(TASK GOAL):
Quote the records below in full, exactly as given, with the images taken out.

(INPUT):
------------

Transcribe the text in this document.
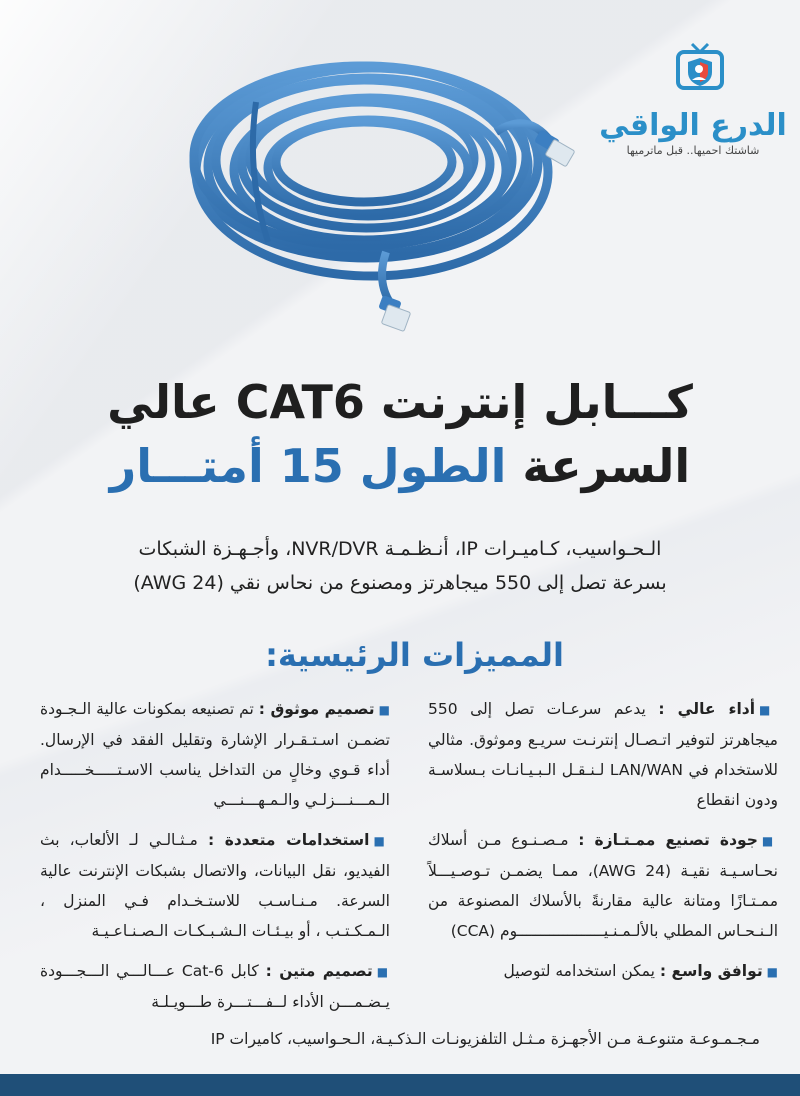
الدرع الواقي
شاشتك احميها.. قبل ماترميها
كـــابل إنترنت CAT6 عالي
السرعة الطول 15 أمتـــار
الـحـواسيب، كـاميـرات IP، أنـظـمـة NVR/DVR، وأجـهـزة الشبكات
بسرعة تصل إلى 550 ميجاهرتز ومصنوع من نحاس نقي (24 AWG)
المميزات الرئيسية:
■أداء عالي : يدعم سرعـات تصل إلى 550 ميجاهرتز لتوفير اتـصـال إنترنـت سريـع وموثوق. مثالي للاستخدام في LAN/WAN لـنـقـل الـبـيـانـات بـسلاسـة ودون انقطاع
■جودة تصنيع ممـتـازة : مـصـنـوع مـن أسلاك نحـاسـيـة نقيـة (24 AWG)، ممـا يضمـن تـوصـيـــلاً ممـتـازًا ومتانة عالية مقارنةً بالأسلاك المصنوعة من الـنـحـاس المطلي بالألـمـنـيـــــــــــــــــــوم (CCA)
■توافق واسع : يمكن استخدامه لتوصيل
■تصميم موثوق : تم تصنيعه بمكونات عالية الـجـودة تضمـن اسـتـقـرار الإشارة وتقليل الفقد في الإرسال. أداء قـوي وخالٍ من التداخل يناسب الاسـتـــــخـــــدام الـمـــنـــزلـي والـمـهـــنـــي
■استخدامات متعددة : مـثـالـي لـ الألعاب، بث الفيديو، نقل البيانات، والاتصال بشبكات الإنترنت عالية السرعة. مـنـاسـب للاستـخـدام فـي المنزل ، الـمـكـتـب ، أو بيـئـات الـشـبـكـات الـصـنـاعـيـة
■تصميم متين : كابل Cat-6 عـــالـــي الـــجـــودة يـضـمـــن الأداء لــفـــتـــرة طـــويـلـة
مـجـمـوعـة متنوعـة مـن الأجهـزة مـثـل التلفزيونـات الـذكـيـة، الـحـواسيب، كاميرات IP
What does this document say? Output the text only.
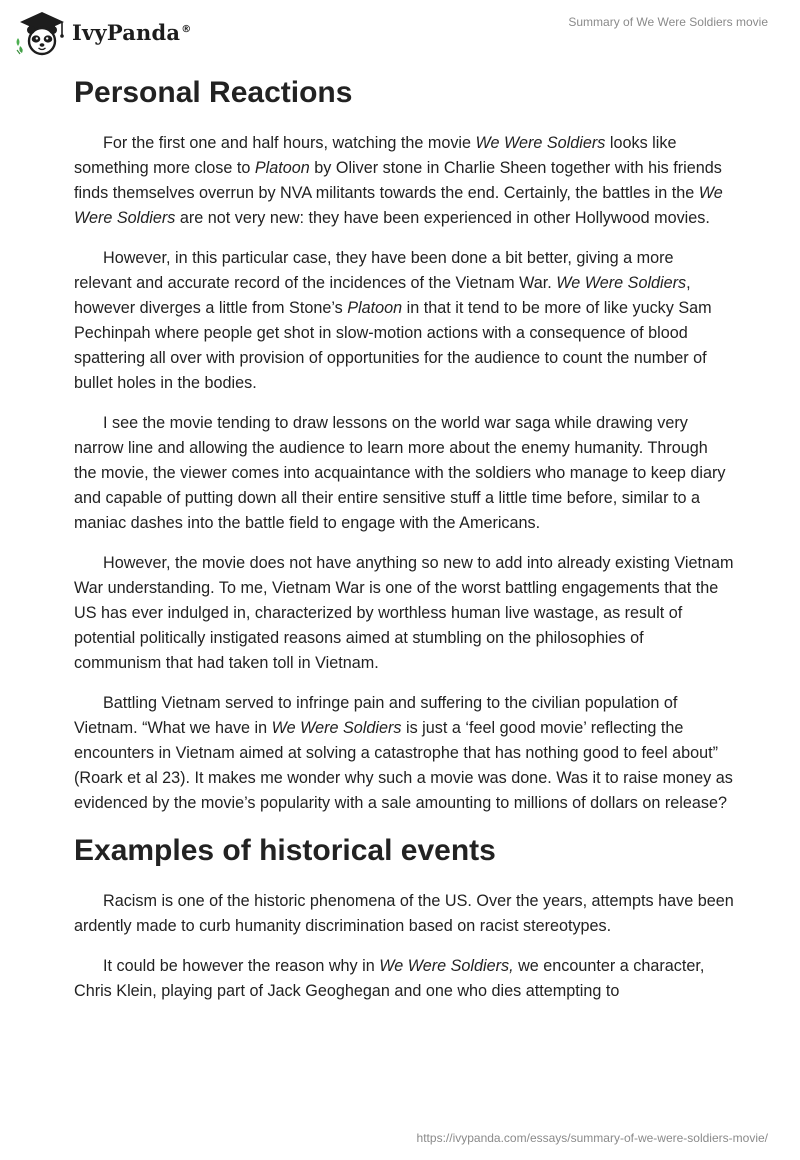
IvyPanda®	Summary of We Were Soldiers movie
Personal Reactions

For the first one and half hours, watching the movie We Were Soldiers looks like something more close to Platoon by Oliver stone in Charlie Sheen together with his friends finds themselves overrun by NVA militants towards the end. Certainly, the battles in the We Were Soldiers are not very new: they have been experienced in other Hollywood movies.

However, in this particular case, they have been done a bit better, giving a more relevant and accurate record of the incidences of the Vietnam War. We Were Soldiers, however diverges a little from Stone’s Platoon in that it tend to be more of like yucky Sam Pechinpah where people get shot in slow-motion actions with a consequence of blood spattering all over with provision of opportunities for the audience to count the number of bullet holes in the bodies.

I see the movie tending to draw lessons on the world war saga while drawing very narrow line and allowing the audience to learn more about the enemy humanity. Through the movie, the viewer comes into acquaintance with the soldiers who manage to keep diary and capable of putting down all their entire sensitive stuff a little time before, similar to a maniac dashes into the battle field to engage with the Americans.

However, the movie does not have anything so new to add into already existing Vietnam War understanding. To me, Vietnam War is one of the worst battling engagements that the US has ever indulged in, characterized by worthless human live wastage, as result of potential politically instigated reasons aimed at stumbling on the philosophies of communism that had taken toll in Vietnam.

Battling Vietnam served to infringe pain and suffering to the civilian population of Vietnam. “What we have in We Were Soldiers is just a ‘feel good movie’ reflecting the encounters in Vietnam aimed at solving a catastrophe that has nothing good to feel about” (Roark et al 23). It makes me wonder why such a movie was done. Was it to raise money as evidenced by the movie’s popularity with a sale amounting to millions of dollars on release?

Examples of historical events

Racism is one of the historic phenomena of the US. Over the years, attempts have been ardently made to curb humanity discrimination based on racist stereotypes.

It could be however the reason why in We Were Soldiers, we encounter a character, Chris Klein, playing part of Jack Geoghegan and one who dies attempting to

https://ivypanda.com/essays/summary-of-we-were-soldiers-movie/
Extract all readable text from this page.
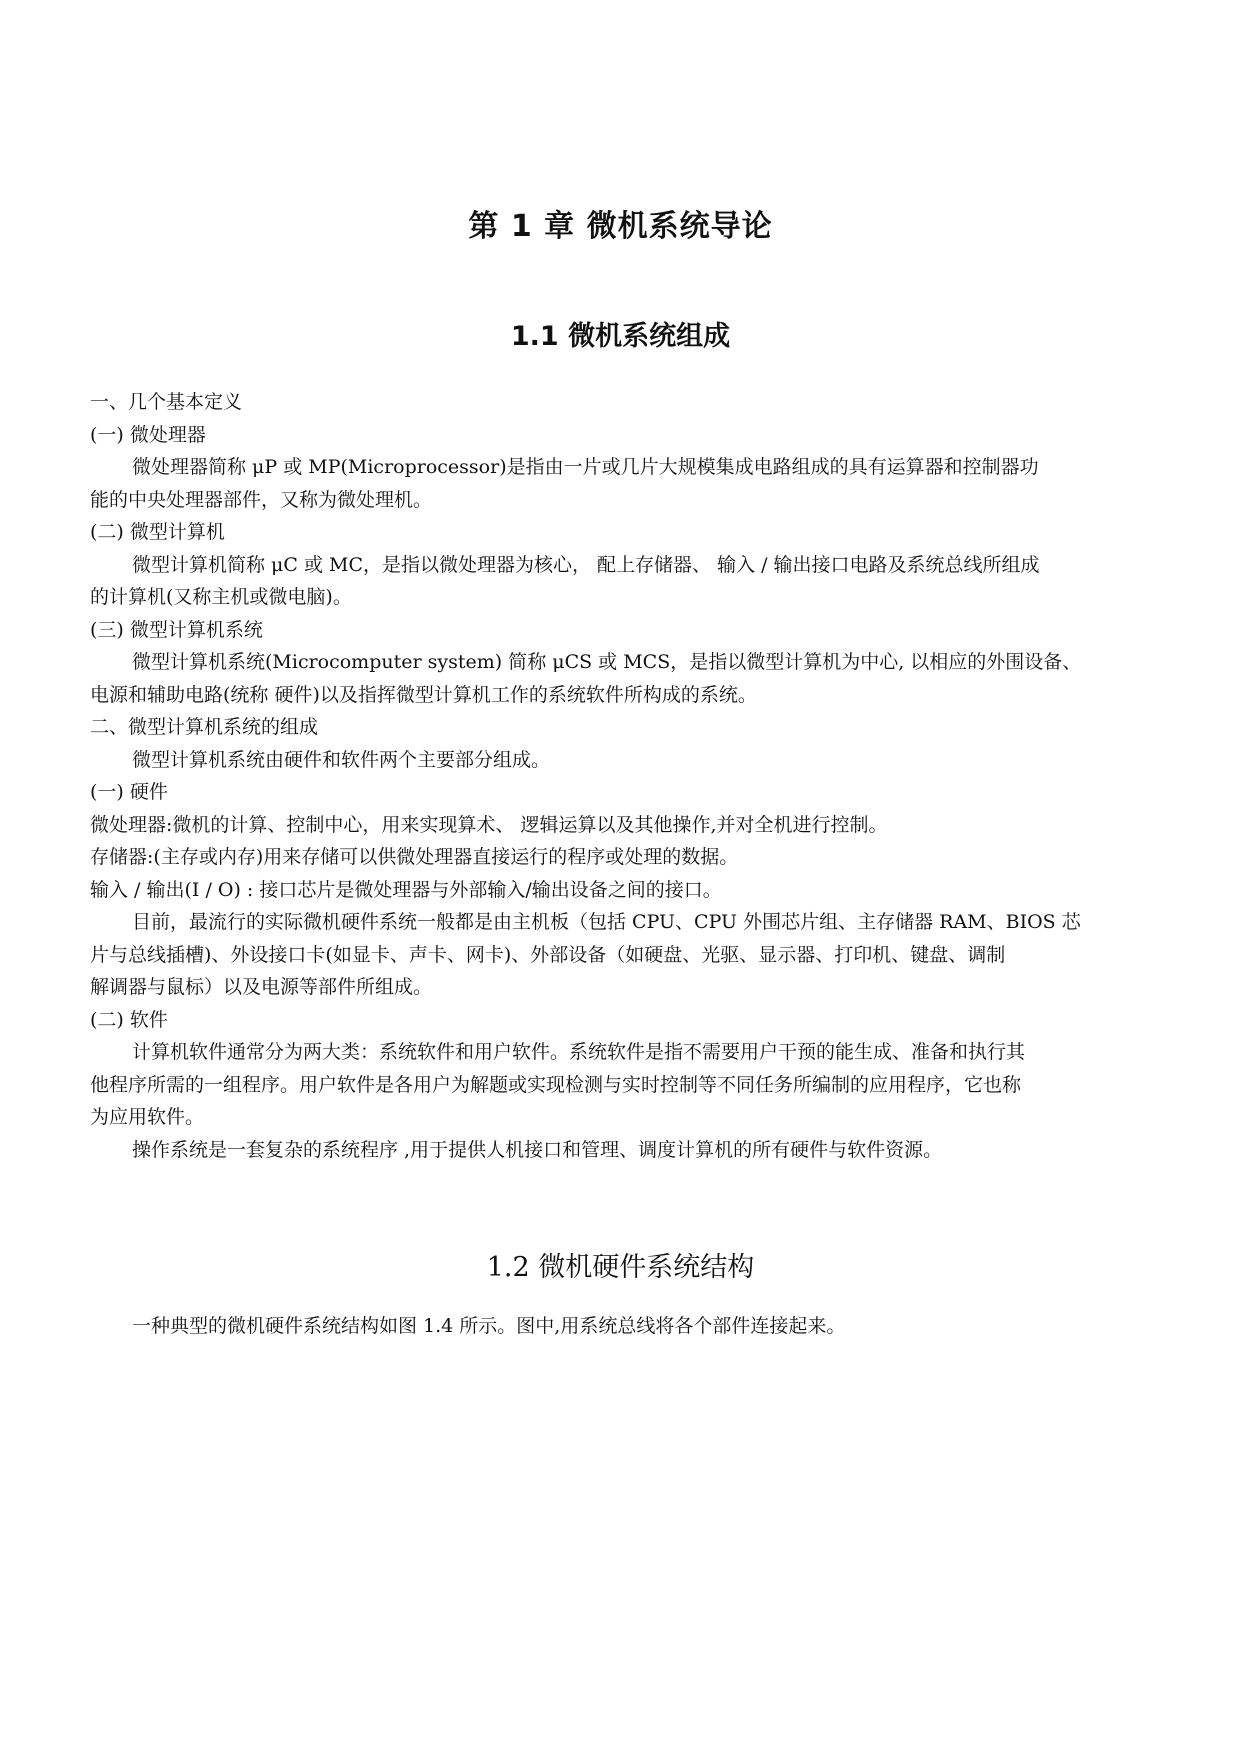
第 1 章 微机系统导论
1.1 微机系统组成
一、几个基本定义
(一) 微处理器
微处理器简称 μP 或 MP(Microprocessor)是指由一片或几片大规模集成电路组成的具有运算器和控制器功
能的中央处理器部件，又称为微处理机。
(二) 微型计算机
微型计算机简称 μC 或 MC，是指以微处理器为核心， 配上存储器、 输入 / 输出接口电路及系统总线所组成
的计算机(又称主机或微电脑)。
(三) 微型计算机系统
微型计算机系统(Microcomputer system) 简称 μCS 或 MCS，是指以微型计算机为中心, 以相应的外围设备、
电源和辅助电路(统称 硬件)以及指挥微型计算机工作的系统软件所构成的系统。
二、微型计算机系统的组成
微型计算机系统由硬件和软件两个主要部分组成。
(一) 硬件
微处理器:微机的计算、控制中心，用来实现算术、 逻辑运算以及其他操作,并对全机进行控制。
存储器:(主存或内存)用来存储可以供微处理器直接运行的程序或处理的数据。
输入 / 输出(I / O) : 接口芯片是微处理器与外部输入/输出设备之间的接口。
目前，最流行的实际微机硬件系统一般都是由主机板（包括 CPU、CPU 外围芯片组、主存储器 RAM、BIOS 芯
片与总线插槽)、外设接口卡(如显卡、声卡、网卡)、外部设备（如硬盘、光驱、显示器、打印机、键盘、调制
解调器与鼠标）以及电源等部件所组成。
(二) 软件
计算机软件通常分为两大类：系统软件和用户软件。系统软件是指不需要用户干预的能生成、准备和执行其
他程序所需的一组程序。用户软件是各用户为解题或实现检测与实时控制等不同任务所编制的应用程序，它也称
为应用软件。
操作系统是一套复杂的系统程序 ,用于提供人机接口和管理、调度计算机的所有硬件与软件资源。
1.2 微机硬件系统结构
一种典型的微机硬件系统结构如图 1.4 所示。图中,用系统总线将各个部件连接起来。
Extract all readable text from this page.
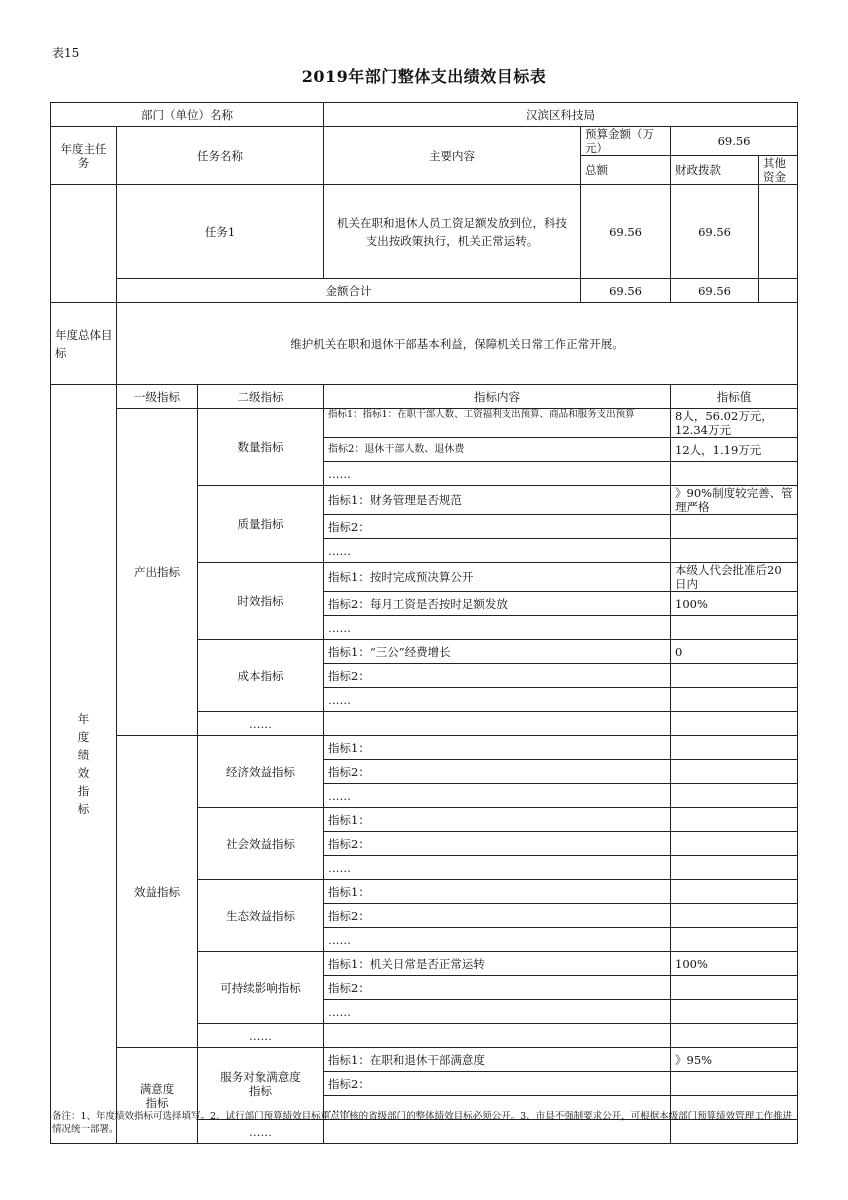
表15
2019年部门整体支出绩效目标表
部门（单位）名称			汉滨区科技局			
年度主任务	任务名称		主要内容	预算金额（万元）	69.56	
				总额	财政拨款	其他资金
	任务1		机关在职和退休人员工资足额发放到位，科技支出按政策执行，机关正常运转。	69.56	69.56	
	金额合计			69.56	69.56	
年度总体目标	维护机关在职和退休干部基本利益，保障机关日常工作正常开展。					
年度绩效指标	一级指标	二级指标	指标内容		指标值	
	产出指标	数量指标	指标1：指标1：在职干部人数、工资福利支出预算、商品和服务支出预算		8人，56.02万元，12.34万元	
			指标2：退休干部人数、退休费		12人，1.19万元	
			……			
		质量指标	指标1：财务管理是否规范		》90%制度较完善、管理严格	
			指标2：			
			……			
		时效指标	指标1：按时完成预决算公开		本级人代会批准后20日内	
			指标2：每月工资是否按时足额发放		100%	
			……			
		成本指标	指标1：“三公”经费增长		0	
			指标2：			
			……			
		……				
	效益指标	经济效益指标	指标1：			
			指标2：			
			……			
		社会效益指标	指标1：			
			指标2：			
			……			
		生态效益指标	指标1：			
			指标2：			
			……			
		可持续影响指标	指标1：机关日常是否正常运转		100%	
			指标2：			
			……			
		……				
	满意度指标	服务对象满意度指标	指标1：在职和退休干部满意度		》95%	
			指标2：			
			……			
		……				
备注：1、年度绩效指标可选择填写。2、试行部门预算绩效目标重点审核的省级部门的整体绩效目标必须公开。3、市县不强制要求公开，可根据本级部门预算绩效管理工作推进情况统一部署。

------------

(TASK ANSWER):
Transcribe the text in this document.
الدرع الواقي
شاشتك احميها.. قبل ماترميها
كـــابل إنترنت CAT6 عالي
السرعة الطول 15 أمتـــار
الـحـواسيب، كـاميـرات IP، أنـظـمـة NVR/DVR، وأجـهـزة الشبكات
بسرعة تصل إلى 550 ميجاهرتز ومصنوع من نحاس نقي (24 AWG)
المميزات الرئيسية:
■أداء عالي : يدعم سرعـات تصل إلى 550 ميجاهرتز لتوفير اتـصـال إنترنـت سريـع وموثوق. مثالي للاستخدام في LAN/WAN لـنـقـل الـبـيـانـات بـسلاسـة ودون انقطاع
■جودة تصنيع ممـتـازة : مـصـنـوع مـن أسلاك نحـاسـيـة نقيـة (24 AWG)، ممـا يضمـن تـوصـيـــلاً ممـتـازًا ومتانة عالية مقارنةً بالأسلاك المصنوعة من الـنـحـاس المطلي بالألـمـنـيـــــــــــــــــــوم (CCA)
■توافق واسع : يمكن استخدامه لتوصيل
■تصميم موثوق : تم تصنيعه بمكونات عالية الـجـودة تضمـن اسـتـقـرار الإشارة وتقليل الفقد في الإرسال. أداء قـوي وخالٍ من التداخل يناسب الاسـتـــــخـــــدام الـمـــنـــزلـي والـمـهـــنـــي
■استخدامات متعددة : مـثـالـي لـ الألعاب، بث الفيديو، نقل البيانات، والاتصال بشبكات الإنترنت عالية السرعة. مـنـاسـب للاستـخـدام فـي المنزل ، الـمـكـتـب ، أو بيـئـات الـشـبـكـات الـصـنـاعـيـة
■تصميم متين : كابل Cat-6 عـــالـــي الـــجـــودة يـضـمـــن الأداء لــفـــتـــرة طـــويـلـة
مـجـمـوعـة متنوعـة مـن الأجهـزة مـثـل التلفزيونـات الـذكـيـة، الـحـواسيب، كاميرات IP
What does this document say? Output the text only.
IvyPanda®	Summary of We Were Soldiers movie
Personal Reactions

For the first one and half hours, watching the movie We Were Soldiers looks like something more close to Platoon by Oliver stone in Charlie Sheen together with his friends finds themselves overrun by NVA militants towards the end. Certainly, the battles in the We Were Soldiers are not very new: they have been experienced in other Hollywood movies.

However, in this particular case, they have been done a bit better, giving a more relevant and accurate record of the incidences of the Vietnam War. We Were Soldiers, however diverges a little from Stone’s Platoon in that it tend to be more of like yucky Sam Pechinpah where people get shot in slow-motion actions with a consequence of blood spattering all over with provision of opportunities for the audience to count the number of bullet holes in the bodies.

I see the movie tending to draw lessons on the world war saga while drawing very narrow line and allowing the audience to learn more about the enemy humanity. Through the movie, the viewer comes into acquaintance with the soldiers who manage to keep diary and capable of putting down all their entire sensitive stuff a little time before, similar to a maniac dashes into the battle field to engage with the Americans.

However, the movie does not have anything so new to add into already existing Vietnam War understanding. To me, Vietnam War is one of the worst battling engagements that the US has ever indulged in, characterized by worthless human live wastage, as result of potential politically instigated reasons aimed at stumbling on the philosophies of communism that had taken toll in Vietnam.

Battling Vietnam served to infringe pain and suffering to the civilian population of Vietnam. “What we have in We Were Soldiers is just a ‘feel good movie’ reflecting the encounters in Vietnam aimed at solving a catastrophe that has nothing good to feel about” (Roark et al 23). It makes me wonder why such a movie was done. Was it to raise money as evidenced by the movie’s popularity with a sale amounting to millions of dollars on release?

Examples of historical events

Racism is one of the historic phenomena of the US. Over the years, attempts have been ardently made to curb humanity discrimination based on racist stereotypes.

It could be however the reason why in We Were Soldiers, we encounter a character, Chris Klein, playing part of Jack Geoghegan and one who dies attempting to

https://ivypanda.com/essays/summary-of-we-were-soldiers-movie/
Extract all readable text from this page.
第 1 章 微机系统导论
1.1 微机系统组成
一、几个基本定义
(一) 微处理器
微处理器简称 μP 或 MP(Microprocessor)是指由一片或几片大规模集成电路组成的具有运算器和控制器功
能的中央处理器部件，又称为微处理机。
(二) 微型计算机
微型计算机简称 μC 或 MC，是指以微处理器为核心， 配上存储器、 输入 / 输出接口电路及系统总线所组成
的计算机(又称主机或微电脑)。
(三) 微型计算机系统
微型计算机系统(Microcomputer system) 简称 μCS 或 MCS，是指以微型计算机为中心, 以相应的外围设备、
电源和辅助电路(统称 硬件)以及指挥微型计算机工作的系统软件所构成的系统。
二、微型计算机系统的组成
微型计算机系统由硬件和软件两个主要部分组成。
(一) 硬件
微处理器:微机的计算、控制中心，用来实现算术、 逻辑运算以及其他操作,并对全机进行控制。
存储器:(主存或内存)用来存储可以供微处理器直接运行的程序或处理的数据。
输入 / 输出(I / O) : 接口芯片是微处理器与外部输入/输出设备之间的接口。
目前，最流行的实际微机硬件系统一般都是由主机板（包括 CPU、CPU 外围芯片组、主存储器 RAM、BIOS 芯
片与总线插槽)、外设接口卡(如显卡、声卡、网卡)、外部设备（如硬盘、光驱、显示器、打印机、键盘、调制
解调器与鼠标）以及电源等部件所组成。
(二) 软件
计算机软件通常分为两大类：系统软件和用户软件。系统软件是指不需要用户干预的能生成、准备和执行其
他程序所需的一组程序。用户软件是各用户为解题或实现检测与实时控制等不同任务所编制的应用程序，它也称
为应用软件。
操作系统是一套复杂的系统程序 ,用于提供人机接口和管理、调度计算机的所有硬件与软件资源。
1.2 微机硬件系统结构
一种典型的微机硬件系统结构如图 1.4 所示。图中,用系统总线将各个部件连接起来。
Extract all readable text from this page.
表15
2019年部门整体支出绩效目标表
部门（单位）名称			汉滨区科技局			
年度主任务	任务名称		主要内容	预算金额（万元）	69.56	
				总额	财政拨款	其他资金
	任务1		机关在职和退休人员工资足额发放到位，科技支出按政策执行，机关正常运转。	69.56	69.56	
	金额合计			69.56	69.56	
年度总体目标	维护机关在职和退休干部基本利益，保障机关日常工作正常开展。					
年度绩效指标	一级指标	二级指标	指标内容		指标值	
	产出指标	数量指标	指标1：指标1：在职干部人数、工资福利支出预算、商品和服务支出预算		8人，56.02万元，12.34万元	
			指标2：退休干部人数、退休费		12人，1.19万元	
			……			
		质量指标	指标1：财务管理是否规范		》90%制度较完善、管理严格	
			指标2：			
			……			
		时效指标	指标1：按时完成预决算公开		本级人代会批准后20日内	
			指标2：每月工资是否按时足额发放		100%	
			……			
		成本指标	指标1：“三公”经费增长		0	
			指标2：			
			……			
		……				
	效益指标	经济效益指标	指标1：			
			指标2：			
			……			
		社会效益指标	指标1：			
			指标2：			
			……			
		生态效益指标	指标1：			
			指标2：			
			……			
		可持续影响指标	指标1：机关日常是否正常运转		100%	
			指标2：			
			……			
		……				
	满意度指标	服务对象满意度指标	指标1：在职和退休干部满意度		》95%	
			指标2：			
			……			
		……				
备注：1、年度绩效指标可选择填写。2、试行部门预算绩效目标重点审核的省级部门的整体绩效目标必须公开。3、市县不强制要求公开，可根据本级部门预算绩效管理工作推进情况统一部署。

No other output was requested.